### Given instruction
Write out all the entries word for word and omit any pictures.

### Dataset records
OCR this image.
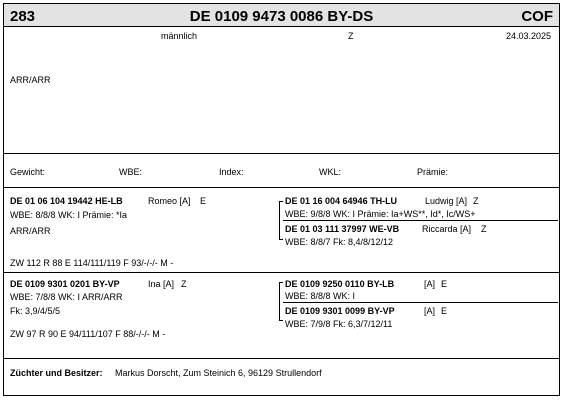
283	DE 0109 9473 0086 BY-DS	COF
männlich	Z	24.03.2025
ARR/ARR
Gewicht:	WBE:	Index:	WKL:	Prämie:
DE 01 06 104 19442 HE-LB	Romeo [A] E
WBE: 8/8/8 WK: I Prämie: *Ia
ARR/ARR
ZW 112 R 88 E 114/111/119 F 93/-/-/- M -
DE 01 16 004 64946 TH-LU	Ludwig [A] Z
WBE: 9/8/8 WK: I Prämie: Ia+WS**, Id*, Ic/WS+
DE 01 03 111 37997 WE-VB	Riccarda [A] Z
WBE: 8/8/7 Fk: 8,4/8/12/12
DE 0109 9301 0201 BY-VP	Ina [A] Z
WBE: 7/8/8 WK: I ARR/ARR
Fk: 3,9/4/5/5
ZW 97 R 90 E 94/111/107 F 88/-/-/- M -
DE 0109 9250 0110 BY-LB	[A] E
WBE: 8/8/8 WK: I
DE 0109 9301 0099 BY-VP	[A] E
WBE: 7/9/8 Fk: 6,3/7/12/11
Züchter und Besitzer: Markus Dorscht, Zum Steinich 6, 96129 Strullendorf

### Reply to the task
OCR this image.
283	DE 0109 9473 0086 BY-DS	COF
männlich	Z	24.03.2025
ARR/ARR
Gewicht:	WBE:	Index:	WKL:	Prämie:
DE 01 06 104 19442 HE-LB	Romeo [A] E
WBE: 8/8/8 WK: I Prämie: *Ia
ARR/ARR
ZW 112 R 88 E 114/111/119 F 93/-/-/- M -
DE 01 16 004 64946 TH-LU	Ludwig [A] Z
WBE: 9/8/8 WK: I Prämie: Ia+WS**, Id*, Ic/WS+
DE 01 03 111 37997 WE-VB	Riccarda [A] Z
WBE: 8/8/7 Fk: 8,4/8/12/12
DE 0109 9301 0201 BY-VP	Ina [A] Z
WBE: 7/8/8 WK: I ARR/ARR
Fk: 3,9/4/5/5
ZW 97 R 90 E 94/111/107 F 88/-/-/- M -
DE 0109 9250 0110 BY-LB	[A] E
WBE: 8/8/8 WK: I
DE 0109 9301 0099 BY-VP	[A] E
WBE: 7/9/8 Fk: 6,3/7/12/11
Züchter und Besitzer: Markus Dorscht, Zum Steinich 6, 96129 Strullendorf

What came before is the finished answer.